**Aim of the exercise:** Go through the entries and transcribe each one exactly, dropping the pictures.

**Material provided:**
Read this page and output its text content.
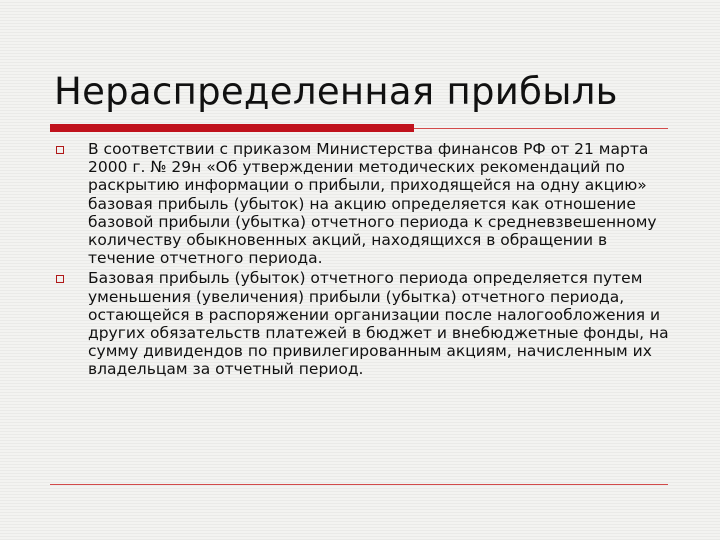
Нераспределенная прибыль
В соответствии с приказом Министерства финансов РФ от 21 марта 2000 г. № 29н «Об утверждении методических рекомендаций по раскрытию информации о прибыли, приходящейся на одну акцию» базовая прибыль (убыток) на акцию определяется как отношение базовой прибыли (убытка) отчетного периода к средневзвешенному количеству обыкновенных акций, находящихся в обращении в течение отчетного периода.
Базовая прибыль (убыток) отчетного периода определяется путем уменьшения (увеличения) прибыли (убытка) отчетного периода, остающейся в распоряжении организации после налогообложения и других обязательств платежей в бюджет и внебюджетные фонды, на сумму дивидендов по привилегированным акциям, начисленным их владельцам за отчетный период.
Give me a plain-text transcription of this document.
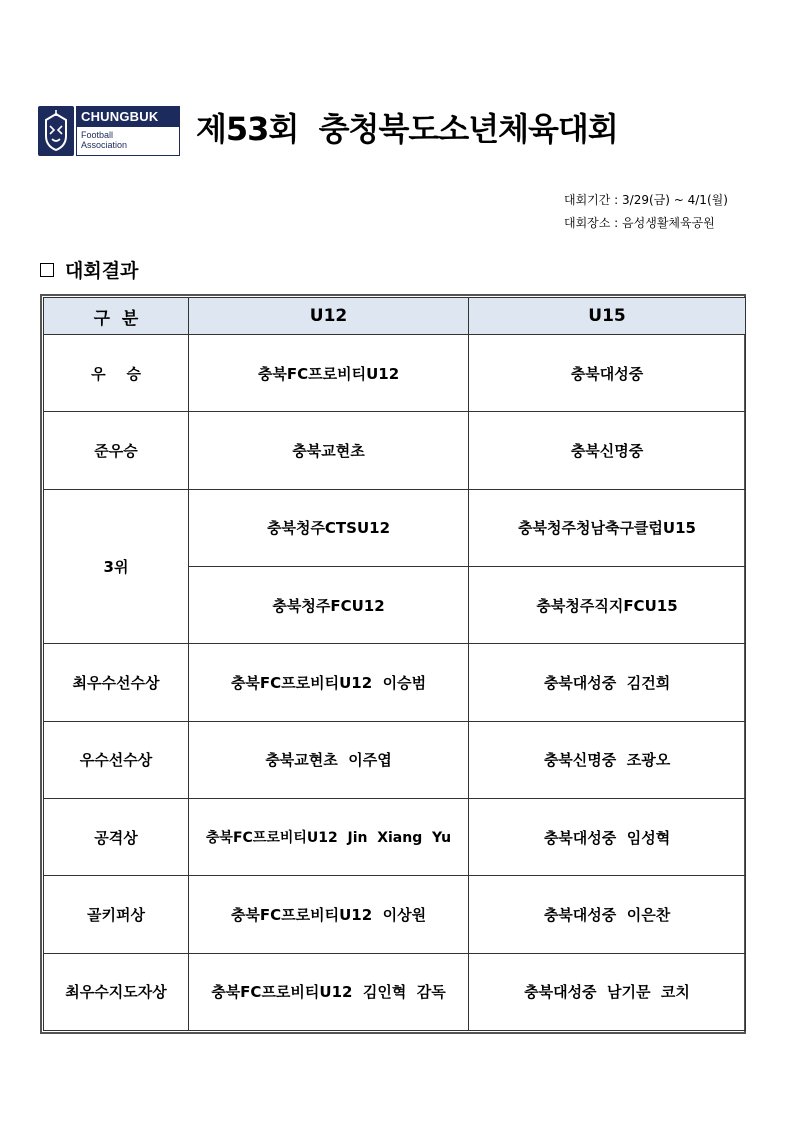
CHUNGBUK
Football
Association 제53회  충청북도소년체육대회
대회기간 : 3/29(금) ~ 4/1(월)
대회장소 : 음성생활체육공원
대회결과
구  분	U12	U15
우    승	충북FC프로비티U12	충북대성중
준우승	충북교현초	충북신명중
3위	충북청주CTSU12	충북청주청남축구클럽U15
	충북청주FCU12	충북청주직지FCU15
최우수선수상	충북FC프로비티U12  이승범	충북대성중  김건희
우수선수상	충북교현초  이주엽	충북신명중  조광오
공격상	충북FC프로비티U12  Jin  Xiang  Yu	충북대성중  임성혁
골키퍼상	충북FC프로비티U12  이상원	충북대성중  이은찬
최우수지도자상	충북FC프로비티U12  김인혁  감독	충북대성중  남기문  코치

**Result below:**
Read this page and output its text content.
Нераспределенная прибыль
В соответствии с приказом Министерства финансов РФ от 21 марта 2000 г. № 29н «Об утверждении методических рекомендаций по раскрытию информации о прибыли, приходящейся на одну акцию» базовая прибыль (убыток) на акцию определяется как отношение базовой прибыли (убытка) отчетного периода к средневзвешенному количеству обыкновенных акций, находящихся в обращении в течение отчетного периода.
Базовая прибыль (убыток) отчетного периода определяется путем уменьшения (увеличения) прибыли (убытка) отчетного периода, остающейся в распоряжении организации после налогообложения и других обязательств платежей в бюджет и внебюджетные фонды, на сумму дивидендов по привилегированным акциям, начисленным их владельцам за отчетный период.
Give me a plain-text transcription of this document.
CHUNGBUK
Football
Association 제53회  충청북도소년체육대회
대회기간 : 3/29(금) ~ 4/1(월)
대회장소 : 음성생활체육공원
대회결과
구  분	U12	U15
우    승	충북FC프로비티U12	충북대성중
준우승	충북교현초	충북신명중
3위	충북청주CTSU12	충북청주청남축구클럽U15
	충북청주FCU12	충북청주직지FCU15
최우수선수상	충북FC프로비티U12  이승범	충북대성중  김건희
우수선수상	충북교현초  이주엽	충북신명중  조광오
공격상	충북FC프로비티U12  Jin  Xiang  Yu	충북대성중  임성혁
골키퍼상	충북FC프로비티U12  이상원	충북대성중  이은찬
최우수지도자상	충북FC프로비티U12  김인혁  감독	충북대성중  남기문  코치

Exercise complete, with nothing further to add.